* Task objective
Below are some entries. Copy each line that holds the string "Chip".
[START OF Given records]
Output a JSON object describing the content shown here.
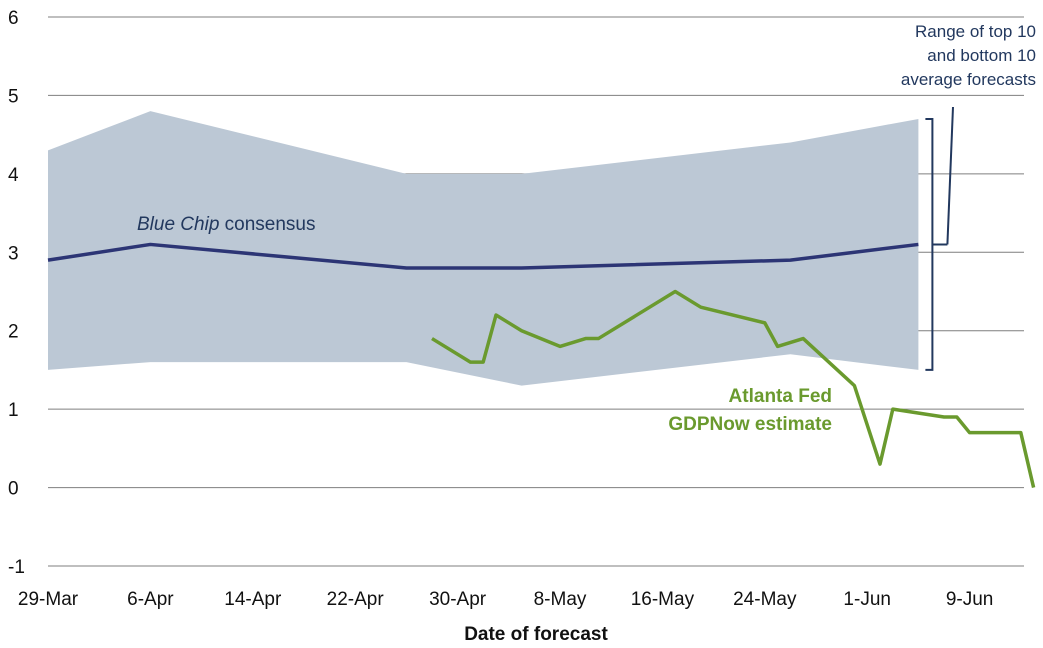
{
  "chart_data": {
    "type": "line",
    "xlabel": "Date of forecast",
    "ylabel": "",
    "ylim": [
      -1,
      6
    ],
    "yticks": [
      "-1",
      "0",
      "1",
      "2",
      "3",
      "4",
      "5",
      "6"
    ],
    "xticks": [
      "29-Mar",
      "6-Apr",
      "14-Apr",
      "22-Apr",
      "30-Apr",
      "8-May",
      "16-May",
      "24-May",
      "1-Jun",
      "9-Jun"
    ],
    "grid": "horizontal",
    "range_band": {
      "name": "Range of top 10 and bottom 10 average forecasts",
      "label_lines": [
        "Range of top 10",
        "and bottom 10",
        "average forecasts"
      ],
      "color": "#bcc8d5",
      "points": [
        {
          "x": "29-Mar",
          "lo": 1.5,
          "hi": 4.3
        },
        {
          "x": "6-Apr",
          "lo": 1.6,
          "hi": 4.8
        },
        {
          "x": "26-Apr",
          "lo": 1.6,
          "hi": 4.0
        },
        {
          "x": "5-May",
          "lo": 1.3,
          "hi": 4.0
        },
        {
          "x": "26-May",
          "lo": 1.7,
          "hi": 4.4
        },
        {
          "x": "5-Jun",
          "lo": 1.5,
          "hi": 4.7
        }
      ]
    },
    "series": [
      {
        "name": "Blue Chip consensus",
        "label_italic": "Blue Chip",
        "label_rest": " consensus",
        "color": "#2c3575",
        "points": [
          {
            "x": "29-Mar",
            "y": 2.9
          },
          {
            "x": "6-Apr",
            "y": 3.1
          },
          {
            "x": "26-Apr",
            "y": 2.8
          },
          {
            "x": "5-May",
            "y": 2.8
          },
          {
            "x": "26-May",
            "y": 2.9
          },
          {
            "x": "5-Jun",
            "y": 3.1
          }
        ]
      },
      {
        "name": "Atlanta Fed GDPNow estimate",
        "label_lines": [
          "Atlanta Fed",
          "GDPNow estimate"
        ],
        "color": "#6a9a2e",
        "points": [
          {
            "x": "28-Apr",
            "y": 1.9
          },
          {
            "x": "1-May",
            "y": 1.6
          },
          {
            "x": "2-May",
            "y": 1.6
          },
          {
            "x": "3-May",
            "y": 2.2
          },
          {
            "x": "5-May",
            "y": 2.0
          },
          {
            "x": "8-May",
            "y": 1.8
          },
          {
            "x": "10-May",
            "y": 1.9
          },
          {
            "x": "11-May",
            "y": 1.9
          },
          {
            "x": "17-May",
            "y": 2.5
          },
          {
            "x": "19-May",
            "y": 2.3
          },
          {
            "x": "24-May",
            "y": 2.1
          },
          {
            "x": "25-May",
            "y": 1.8
          },
          {
            "x": "27-May",
            "y": 1.9
          },
          {
            "x": "31-May",
            "y": 1.3
          },
          {
            "x": "2-Jun",
            "y": 0.3
          },
          {
            "x": "3-Jun",
            "y": 1.0
          },
          {
            "x": "7-Jun",
            "y": 0.9
          },
          {
            "x": "8-Jun",
            "y": 0.9
          },
          {
            "x": "9-Jun",
            "y": 0.7
          },
          {
            "x": "13-Jun",
            "y": 0.7
          },
          {
            "x": "14-Jun",
            "y": 0.0
          }
        ]
      }
    ]
  }
}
[END OF Given records]
* Completed exercise
        "name": "Blue Chip consensus",
        "label_italic": "Blue Chip",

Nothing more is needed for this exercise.